● YOUR TASK
Lines containing the word "color" should be extracted in full.

● MATERIAL TO PROCESS

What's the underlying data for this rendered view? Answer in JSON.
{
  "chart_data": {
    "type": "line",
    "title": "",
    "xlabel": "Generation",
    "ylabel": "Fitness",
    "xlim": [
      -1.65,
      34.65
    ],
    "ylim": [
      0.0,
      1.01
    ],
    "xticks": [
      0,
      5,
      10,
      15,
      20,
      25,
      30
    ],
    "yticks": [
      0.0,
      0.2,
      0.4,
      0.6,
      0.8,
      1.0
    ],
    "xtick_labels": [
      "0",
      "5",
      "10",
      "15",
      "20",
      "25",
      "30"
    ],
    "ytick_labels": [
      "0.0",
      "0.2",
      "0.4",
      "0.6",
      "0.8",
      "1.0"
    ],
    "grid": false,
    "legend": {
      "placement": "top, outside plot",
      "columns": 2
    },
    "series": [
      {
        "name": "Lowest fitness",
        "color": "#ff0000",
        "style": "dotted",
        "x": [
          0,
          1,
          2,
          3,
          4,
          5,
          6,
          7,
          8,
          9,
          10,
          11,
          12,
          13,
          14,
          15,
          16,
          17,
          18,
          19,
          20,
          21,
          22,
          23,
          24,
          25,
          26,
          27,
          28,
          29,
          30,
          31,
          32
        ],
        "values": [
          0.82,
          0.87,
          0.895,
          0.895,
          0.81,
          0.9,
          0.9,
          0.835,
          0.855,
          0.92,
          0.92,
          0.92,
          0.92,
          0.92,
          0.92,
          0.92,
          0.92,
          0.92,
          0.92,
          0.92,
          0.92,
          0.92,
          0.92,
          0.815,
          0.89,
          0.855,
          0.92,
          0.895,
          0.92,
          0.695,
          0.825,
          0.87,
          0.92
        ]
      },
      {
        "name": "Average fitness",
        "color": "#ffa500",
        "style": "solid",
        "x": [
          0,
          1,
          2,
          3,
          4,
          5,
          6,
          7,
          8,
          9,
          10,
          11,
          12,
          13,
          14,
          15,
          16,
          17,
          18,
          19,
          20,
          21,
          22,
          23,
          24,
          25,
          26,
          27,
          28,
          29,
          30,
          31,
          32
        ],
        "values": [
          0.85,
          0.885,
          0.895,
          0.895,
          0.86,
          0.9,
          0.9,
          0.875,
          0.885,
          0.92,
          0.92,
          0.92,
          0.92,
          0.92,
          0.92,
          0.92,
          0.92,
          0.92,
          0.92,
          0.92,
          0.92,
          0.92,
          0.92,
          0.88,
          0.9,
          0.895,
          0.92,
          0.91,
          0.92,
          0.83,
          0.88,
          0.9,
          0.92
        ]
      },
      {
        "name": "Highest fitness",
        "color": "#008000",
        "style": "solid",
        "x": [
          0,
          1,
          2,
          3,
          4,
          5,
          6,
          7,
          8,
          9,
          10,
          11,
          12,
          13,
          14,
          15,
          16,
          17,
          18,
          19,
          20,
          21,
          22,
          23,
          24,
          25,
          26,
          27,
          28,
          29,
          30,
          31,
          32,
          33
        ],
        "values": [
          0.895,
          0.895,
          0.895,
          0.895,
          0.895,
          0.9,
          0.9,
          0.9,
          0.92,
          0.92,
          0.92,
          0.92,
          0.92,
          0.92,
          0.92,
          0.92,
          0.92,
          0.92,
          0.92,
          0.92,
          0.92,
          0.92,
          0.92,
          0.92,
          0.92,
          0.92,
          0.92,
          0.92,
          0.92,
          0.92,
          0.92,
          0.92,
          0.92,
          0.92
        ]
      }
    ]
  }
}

● ANSWER FOR THE TASK
        "color": "#ff0000",
        "color": "#ffa500",
        "color": "#008000",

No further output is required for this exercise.